WRITTEN PROBLEM: Hunt for the word "нужд" across the entries below, copying each line that holds it.

EXERCISE MATERIALS:
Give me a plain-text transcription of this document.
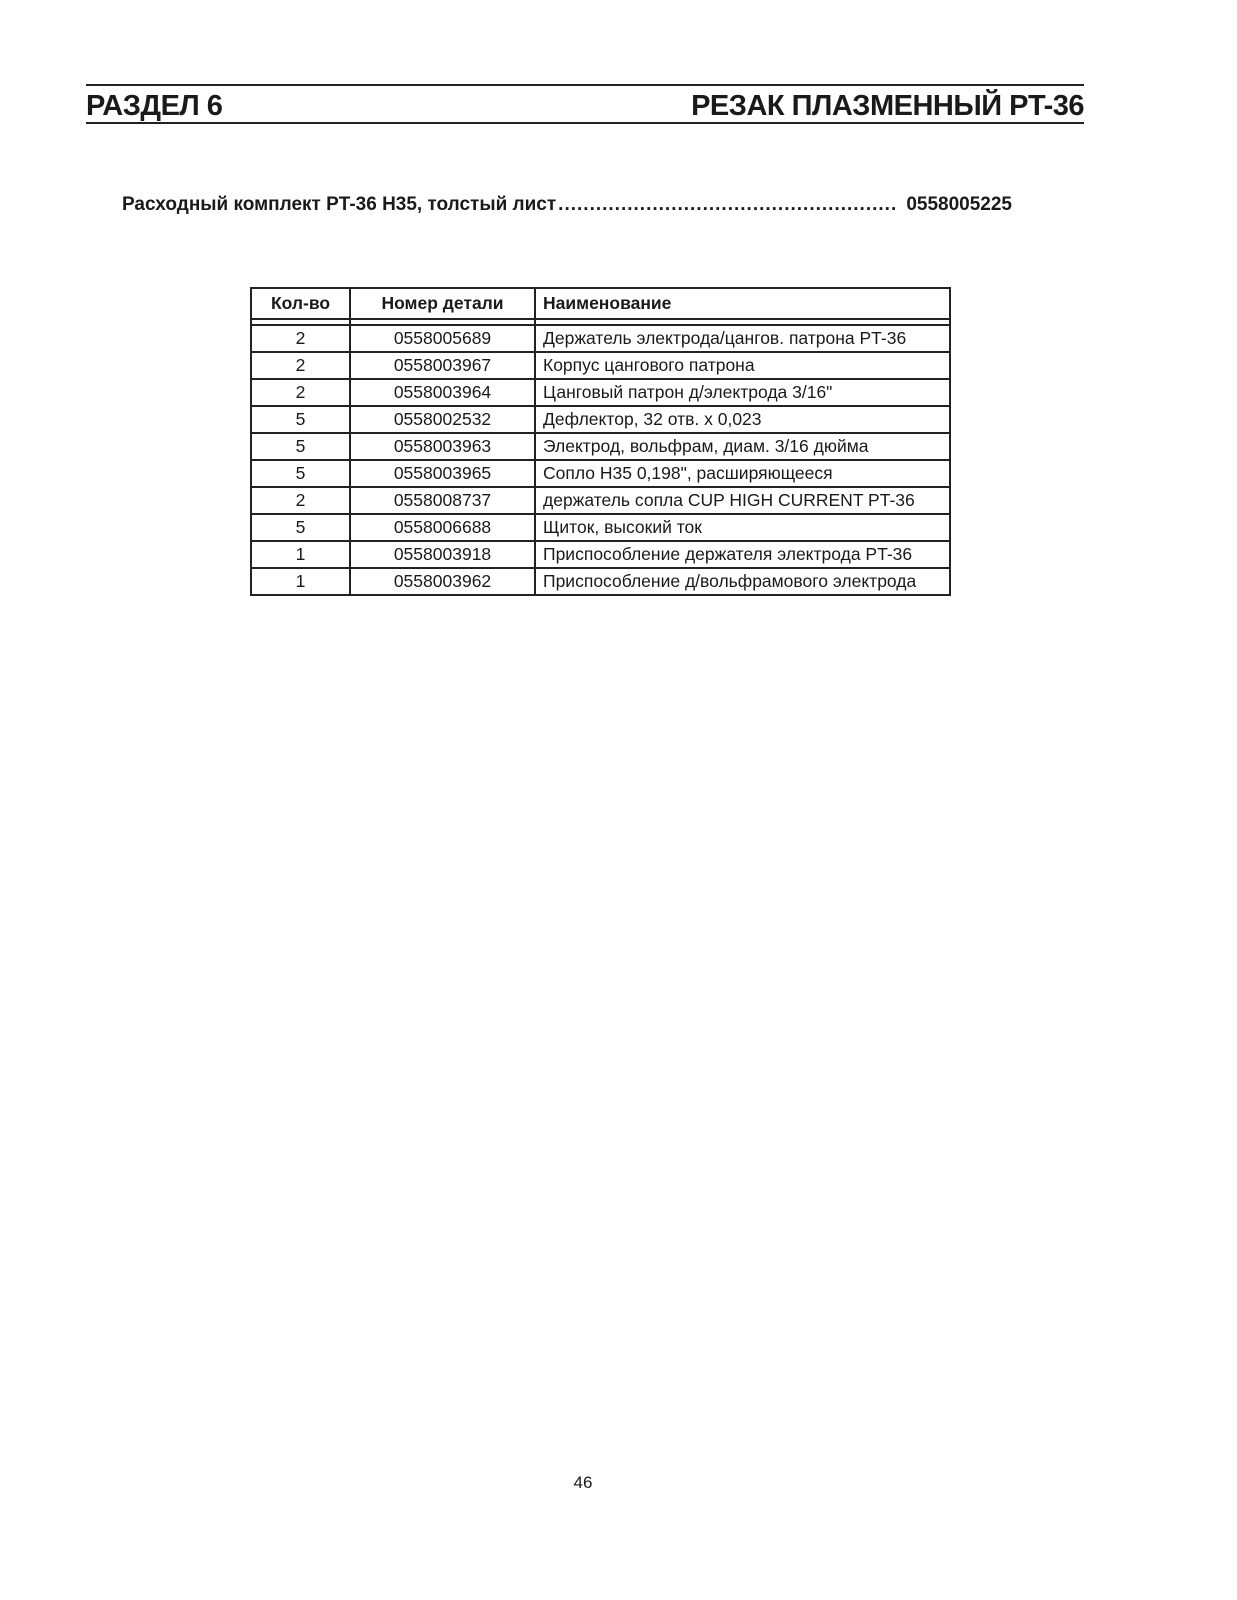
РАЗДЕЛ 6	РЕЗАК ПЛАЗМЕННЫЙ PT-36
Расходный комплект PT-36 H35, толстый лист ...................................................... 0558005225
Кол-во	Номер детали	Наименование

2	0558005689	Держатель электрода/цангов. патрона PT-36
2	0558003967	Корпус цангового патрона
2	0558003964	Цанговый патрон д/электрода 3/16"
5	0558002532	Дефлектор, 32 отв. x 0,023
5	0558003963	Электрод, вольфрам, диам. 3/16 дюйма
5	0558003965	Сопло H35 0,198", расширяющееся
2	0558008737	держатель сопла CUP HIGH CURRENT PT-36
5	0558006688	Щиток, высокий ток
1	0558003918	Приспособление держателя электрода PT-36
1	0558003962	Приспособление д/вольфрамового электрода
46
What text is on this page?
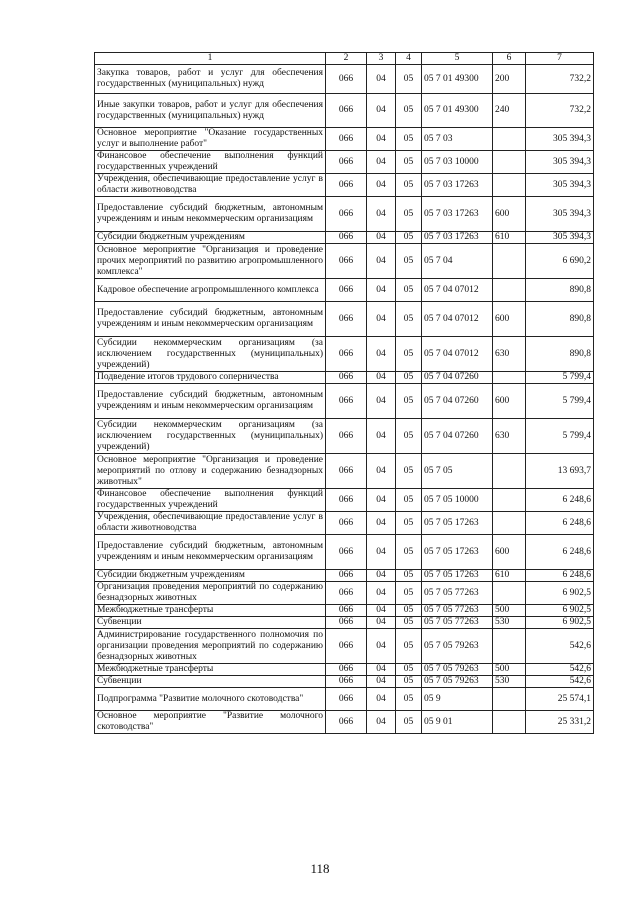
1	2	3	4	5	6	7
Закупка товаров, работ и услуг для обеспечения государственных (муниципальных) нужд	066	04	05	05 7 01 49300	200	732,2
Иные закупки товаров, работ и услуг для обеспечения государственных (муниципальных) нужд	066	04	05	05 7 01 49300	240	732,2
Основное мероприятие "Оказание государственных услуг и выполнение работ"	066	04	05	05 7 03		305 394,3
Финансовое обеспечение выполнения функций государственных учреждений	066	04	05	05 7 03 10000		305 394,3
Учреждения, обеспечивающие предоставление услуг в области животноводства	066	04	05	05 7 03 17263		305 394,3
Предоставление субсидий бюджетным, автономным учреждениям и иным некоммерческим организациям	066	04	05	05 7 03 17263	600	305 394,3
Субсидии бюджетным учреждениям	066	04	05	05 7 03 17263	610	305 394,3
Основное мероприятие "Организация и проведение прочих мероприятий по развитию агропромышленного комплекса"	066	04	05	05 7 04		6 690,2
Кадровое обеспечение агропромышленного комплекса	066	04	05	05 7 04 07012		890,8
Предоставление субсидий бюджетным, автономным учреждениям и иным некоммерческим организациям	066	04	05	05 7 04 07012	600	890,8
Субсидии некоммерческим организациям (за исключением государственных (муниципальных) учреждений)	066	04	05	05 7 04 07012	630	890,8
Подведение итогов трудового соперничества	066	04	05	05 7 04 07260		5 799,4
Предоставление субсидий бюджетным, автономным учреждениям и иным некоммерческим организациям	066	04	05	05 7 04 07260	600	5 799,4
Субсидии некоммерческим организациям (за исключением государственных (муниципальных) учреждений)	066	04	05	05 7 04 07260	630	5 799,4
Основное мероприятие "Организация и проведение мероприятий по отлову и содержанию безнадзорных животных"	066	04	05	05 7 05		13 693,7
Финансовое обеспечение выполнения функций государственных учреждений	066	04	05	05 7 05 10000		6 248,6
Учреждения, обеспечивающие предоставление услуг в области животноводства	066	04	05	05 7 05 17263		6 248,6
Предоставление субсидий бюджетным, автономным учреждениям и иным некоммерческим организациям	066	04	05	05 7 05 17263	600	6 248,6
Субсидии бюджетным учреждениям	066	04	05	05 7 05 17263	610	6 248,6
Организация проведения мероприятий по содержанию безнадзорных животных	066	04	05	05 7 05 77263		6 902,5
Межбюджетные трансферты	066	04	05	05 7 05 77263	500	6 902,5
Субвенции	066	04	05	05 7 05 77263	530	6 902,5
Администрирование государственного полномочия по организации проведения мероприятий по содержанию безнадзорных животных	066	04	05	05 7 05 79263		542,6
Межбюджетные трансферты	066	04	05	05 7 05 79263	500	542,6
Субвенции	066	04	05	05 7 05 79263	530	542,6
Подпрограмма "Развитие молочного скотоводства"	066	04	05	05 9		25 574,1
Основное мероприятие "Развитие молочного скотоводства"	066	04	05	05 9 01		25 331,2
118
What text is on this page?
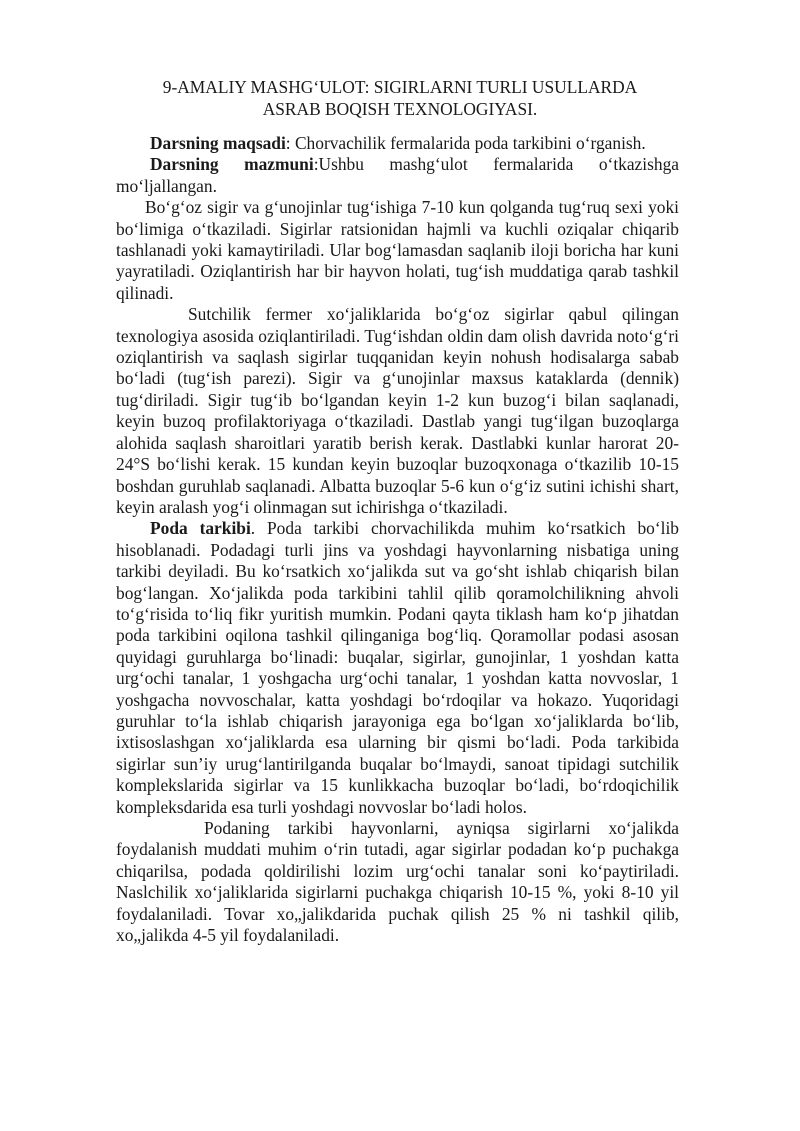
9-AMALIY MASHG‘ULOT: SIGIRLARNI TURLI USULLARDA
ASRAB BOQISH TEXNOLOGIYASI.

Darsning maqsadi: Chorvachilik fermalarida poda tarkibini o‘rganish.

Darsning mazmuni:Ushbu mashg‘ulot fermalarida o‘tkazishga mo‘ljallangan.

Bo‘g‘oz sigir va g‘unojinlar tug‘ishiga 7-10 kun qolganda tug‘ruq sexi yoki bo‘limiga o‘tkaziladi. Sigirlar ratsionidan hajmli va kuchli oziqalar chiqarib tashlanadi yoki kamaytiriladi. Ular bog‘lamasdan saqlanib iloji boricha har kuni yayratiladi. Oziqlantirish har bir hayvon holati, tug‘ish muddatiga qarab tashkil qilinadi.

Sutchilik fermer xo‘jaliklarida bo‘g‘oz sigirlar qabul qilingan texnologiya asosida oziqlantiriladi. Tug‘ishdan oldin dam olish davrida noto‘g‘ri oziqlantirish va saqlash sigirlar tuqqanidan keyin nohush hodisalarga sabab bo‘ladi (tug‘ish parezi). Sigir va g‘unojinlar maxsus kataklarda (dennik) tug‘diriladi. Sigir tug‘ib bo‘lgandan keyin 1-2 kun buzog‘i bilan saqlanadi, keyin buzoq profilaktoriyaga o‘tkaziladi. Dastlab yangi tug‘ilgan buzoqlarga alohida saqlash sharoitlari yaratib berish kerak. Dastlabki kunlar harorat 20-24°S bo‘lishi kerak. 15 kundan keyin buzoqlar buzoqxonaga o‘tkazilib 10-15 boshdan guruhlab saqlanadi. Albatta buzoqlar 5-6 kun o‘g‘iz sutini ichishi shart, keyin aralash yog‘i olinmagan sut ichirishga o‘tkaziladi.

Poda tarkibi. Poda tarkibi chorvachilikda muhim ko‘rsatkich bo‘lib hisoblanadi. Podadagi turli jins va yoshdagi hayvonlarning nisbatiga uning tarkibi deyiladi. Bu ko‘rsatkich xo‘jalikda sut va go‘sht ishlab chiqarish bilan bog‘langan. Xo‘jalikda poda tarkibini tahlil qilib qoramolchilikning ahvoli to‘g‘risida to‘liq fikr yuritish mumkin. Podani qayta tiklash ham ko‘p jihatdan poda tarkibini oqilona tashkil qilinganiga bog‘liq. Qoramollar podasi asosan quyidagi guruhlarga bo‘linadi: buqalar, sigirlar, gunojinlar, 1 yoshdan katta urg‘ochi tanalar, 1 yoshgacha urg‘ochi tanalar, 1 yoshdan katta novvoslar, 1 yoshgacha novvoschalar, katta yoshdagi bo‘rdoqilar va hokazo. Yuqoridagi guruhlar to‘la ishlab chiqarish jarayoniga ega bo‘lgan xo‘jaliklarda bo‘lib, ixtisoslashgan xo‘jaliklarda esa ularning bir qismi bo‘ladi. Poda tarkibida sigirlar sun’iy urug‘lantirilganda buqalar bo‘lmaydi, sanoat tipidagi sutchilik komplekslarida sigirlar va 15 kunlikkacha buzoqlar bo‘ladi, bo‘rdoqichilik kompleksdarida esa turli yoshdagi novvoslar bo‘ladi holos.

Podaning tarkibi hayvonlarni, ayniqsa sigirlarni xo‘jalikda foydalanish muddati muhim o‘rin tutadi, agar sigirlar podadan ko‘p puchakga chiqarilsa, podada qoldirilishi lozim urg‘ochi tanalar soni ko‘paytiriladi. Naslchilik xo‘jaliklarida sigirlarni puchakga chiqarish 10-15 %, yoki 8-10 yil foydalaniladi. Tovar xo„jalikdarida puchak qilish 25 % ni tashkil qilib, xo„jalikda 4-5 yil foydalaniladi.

TASK ANSWER:
Закупка товаров, работ и услуг для обеспечения государственных (муниципальных) нужд	066	04	05	05 7 01 49300	200	732,2
Иные закупки товаров, работ и услуг для обеспечения государственных (муниципальных) нужд	066	04	05	05 7 01 49300	240	732,2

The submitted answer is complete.